Stored entries
____

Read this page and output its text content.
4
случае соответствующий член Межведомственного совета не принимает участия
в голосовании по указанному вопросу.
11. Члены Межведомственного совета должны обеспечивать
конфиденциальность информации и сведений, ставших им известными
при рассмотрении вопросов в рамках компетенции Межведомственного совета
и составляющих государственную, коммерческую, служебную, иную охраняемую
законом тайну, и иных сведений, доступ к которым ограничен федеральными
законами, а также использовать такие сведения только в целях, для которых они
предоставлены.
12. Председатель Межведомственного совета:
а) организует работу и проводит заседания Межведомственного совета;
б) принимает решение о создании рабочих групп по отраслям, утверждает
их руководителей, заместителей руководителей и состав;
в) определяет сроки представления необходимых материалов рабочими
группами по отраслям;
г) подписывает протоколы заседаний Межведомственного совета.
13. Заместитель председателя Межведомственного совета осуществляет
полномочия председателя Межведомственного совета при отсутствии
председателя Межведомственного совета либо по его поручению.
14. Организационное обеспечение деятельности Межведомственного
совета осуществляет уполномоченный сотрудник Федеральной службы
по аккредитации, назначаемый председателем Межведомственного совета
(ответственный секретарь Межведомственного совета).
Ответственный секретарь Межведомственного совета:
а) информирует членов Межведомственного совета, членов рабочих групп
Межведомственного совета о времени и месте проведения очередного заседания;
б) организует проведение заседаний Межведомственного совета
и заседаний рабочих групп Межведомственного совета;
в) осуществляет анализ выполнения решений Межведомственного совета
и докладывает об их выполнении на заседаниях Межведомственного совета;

____

=== Job ===
Make an exact copy of the listing, including every line.

=== Finished exercise ===
Read this page and output its text content.
4
случае соответствующий член Межведомственного совета не принимает участия
в голосовании по указанному вопросу.
11. Члены Межведомственного совета должны обеспечивать
конфиденциальность информации и сведений, ставших им известными
при рассмотрении вопросов в рамках компетенции Межведомственного совета
и составляющих государственную, коммерческую, служебную, иную охраняемую
законом тайну, и иных сведений, доступ к которым ограничен федеральными
законами, а также использовать такие сведения только в целях, для которых они
предоставлены.
12. Председатель Межведомственного совета:
а) организует работу и проводит заседания Межведомственного совета;
б) принимает решение о создании рабочих групп по отраслям, утверждает
их руководителей, заместителей руководителей и состав;
в) определяет сроки представления необходимых материалов рабочими
группами по отраслям;
г) подписывает протоколы заседаний Межведомственного совета.
13. Заместитель председателя Межведомственного совета осуществляет
полномочия председателя Межведомственного совета при отсутствии
председателя Межведомственного совета либо по его поручению.
14. Организационное обеспечение деятельности Межведомственного
совета осуществляет уполномоченный сотрудник Федеральной службы
по аккредитации, назначаемый председателем Межведомственного совета
(ответственный секретарь Межведомственного совета).
Ответственный секретарь Межведомственного совета:
а) информирует членов Межведомственного совета, членов рабочих групп
Межведомственного совета о времени и месте проведения очередного заседания;
б) организует проведение заседаний Межведомственного совета
и заседаний рабочих групп Межведомственного совета;
в) осуществляет анализ выполнения решений Межведомственного совета
и докладывает об их выполнении на заседаниях Межведомственного совета;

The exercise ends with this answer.